**THE PROBLEM**: Repeat the material verbatim. Images are excluded from the copy.

**MATERIALS PROVIDED**:
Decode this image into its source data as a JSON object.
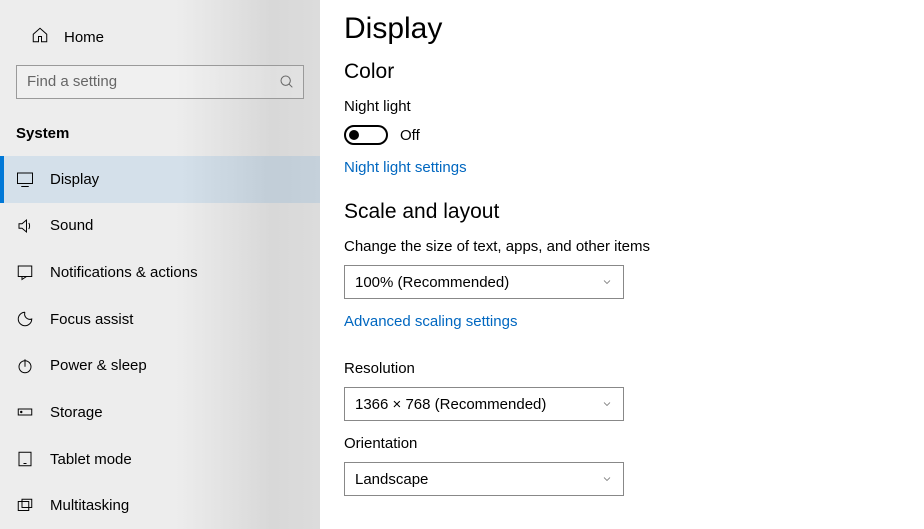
{
  "home_label": "Home",
  "search_placeholder": "Find a setting",
  "sidebar_section": "System",
  "nav": {
    "display": "Display",
    "sound": "Sound",
    "notifications": "Notifications & actions",
    "focus": "Focus assist",
    "power": "Power & sleep",
    "storage": "Storage",
    "tablet": "Tablet mode",
    "multitasking": "Multitasking"
  },
  "page_title": "Display",
  "color": {
    "heading": "Color",
    "night_light_label": "Night light",
    "night_light_state": "Off",
    "night_light_link": "Night light settings"
  },
  "scale": {
    "heading": "Scale and layout",
    "size_label": "Change the size of text, apps, and other items",
    "size_value": "100% (Recommended)",
    "advanced_link": "Advanced scaling settings",
    "resolution_label": "Resolution",
    "resolution_value": "1366 × 768 (Recommended)",
    "orientation_label": "Orientation",
    "orientation_value": "Landscape"
  }
}
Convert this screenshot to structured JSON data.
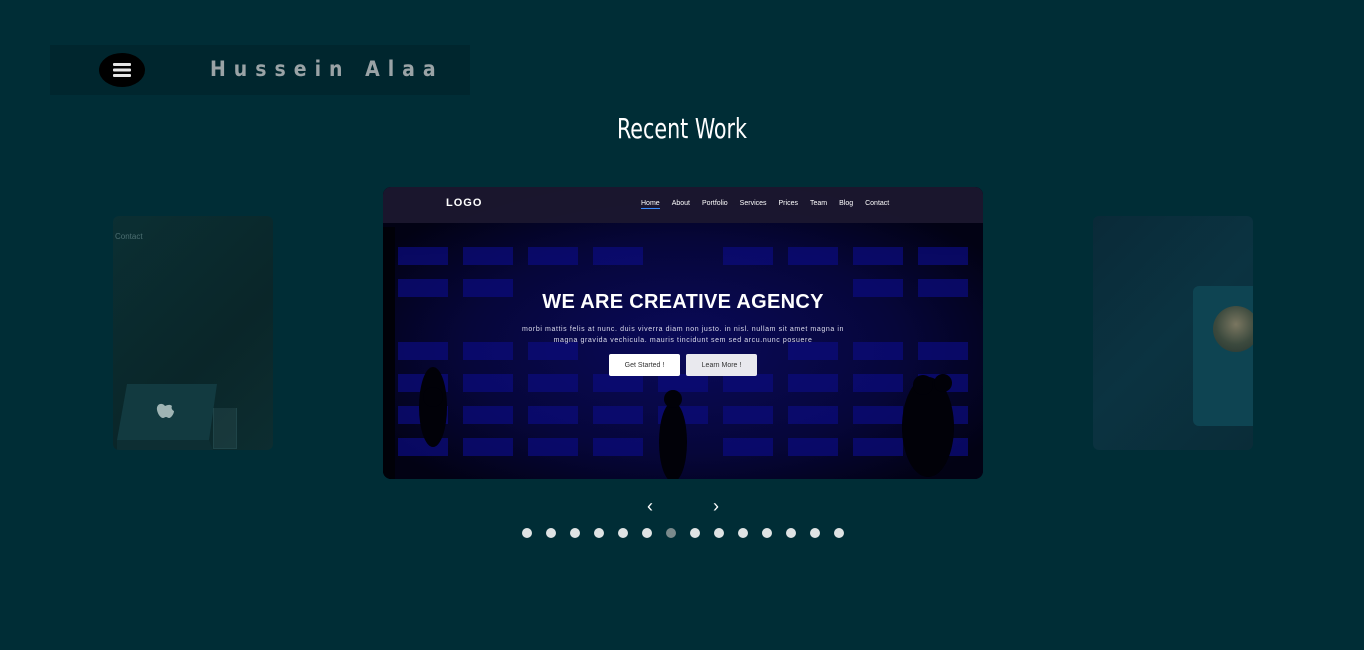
{
  "header": {
    "brand": "Hussein Alaa",
    "menu_icon": "hamburger-menu-icon"
  },
  "section": {
    "title": "Recent Work"
  },
  "slides": {
    "left": {
      "nav_text": "Contact"
    },
    "center": {
      "logo": "LOGO",
      "nav": [
        "Home",
        "About",
        "Portfolio",
        "Services",
        "Prices",
        "Team",
        "Blog",
        "Contact"
      ],
      "headline": "WE ARE CREATIVE AGENCY",
      "body_line1": "morbi mattis felis at nunc. duis viverra diam non justo. in nisl. nullam sit amet magna in",
      "body_line2": "magna gravida vechicula. mauris tincidunt sem sed arcu.nunc posuere",
      "btn_primary": "Get Started !",
      "btn_secondary": "Learn More !"
    }
  },
  "controls": {
    "prev": "‹",
    "next": "›",
    "dot_count": 14,
    "active_dot": 7
  },
  "colors": {
    "background": "#002d36",
    "header_bg": "#00262e",
    "brand_text": "#9aa3a6",
    "dot": "#dfe3e4",
    "dot_active": "#7b8a8c"
  }
}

**THE RESULT**:
Decode this image into its source data as a JSON object.
{
  "home_label": "Home",
  "search_placeholder": "Find a setting",
  "sidebar_section": "System",
  "nav": {
    "display": "Display",
    "sound": "Sound",
    "notifications": "Notifications & actions",
    "focus": "Focus assist",
    "power": "Power & sleep",
    "storage": "Storage",
    "tablet": "Tablet mode",
    "multitasking": "Multitasking"
  },
  "page_title": "Display",
  "color": {
    "heading": "Color",
    "night_light_label": "Night light",
    "night_light_state": "Off",
    "night_light_link": "Night light settings"
  },
  "scale": {
    "heading": "Scale and layout",
    "size_label": "Change the size of text, apps, and other items",
    "size_value": "100% (Recommended)",
    "advanced_link": "Advanced scaling settings",
    "resolution_label": "Resolution",
    "resolution_value": "1366 × 768 (Recommended)",
    "orientation_label": "Orientation",
    "orientation_value": "Landscape"
  }
}
Convert this screenshot to structured JSON data.
{
  "header": {
    "brand": "Hussein Alaa",
    "menu_icon": "hamburger-menu-icon"
  },
  "section": {
    "title": "Recent Work"
  },
  "slides": {
    "left": {
      "nav_text": "Contact"
    },
    "center": {
      "logo": "LOGO",
      "nav": [
        "Home",
        "About",
        "Portfolio",
        "Services",
        "Prices",
        "Team",
        "Blog",
        "Contact"
      ],
      "headline": "WE ARE CREATIVE AGENCY",
      "body_line1": "morbi mattis felis at nunc. duis viverra diam non justo. in nisl. nullam sit amet magna in",
      "body_line2": "magna gravida vechicula. mauris tincidunt sem sed arcu.nunc posuere",
      "btn_primary": "Get Started !",
      "btn_secondary": "Learn More !"
    }
  },
  "controls": {
    "prev": "‹",
    "next": "›",
    "dot_count": 14,
    "active_dot": 7
  },
  "colors": {
    "background": "#002d36",
    "header_bg": "#00262e",
    "brand_text": "#9aa3a6",
    "dot": "#dfe3e4",
    "dot_active": "#7b8a8c"
  }
}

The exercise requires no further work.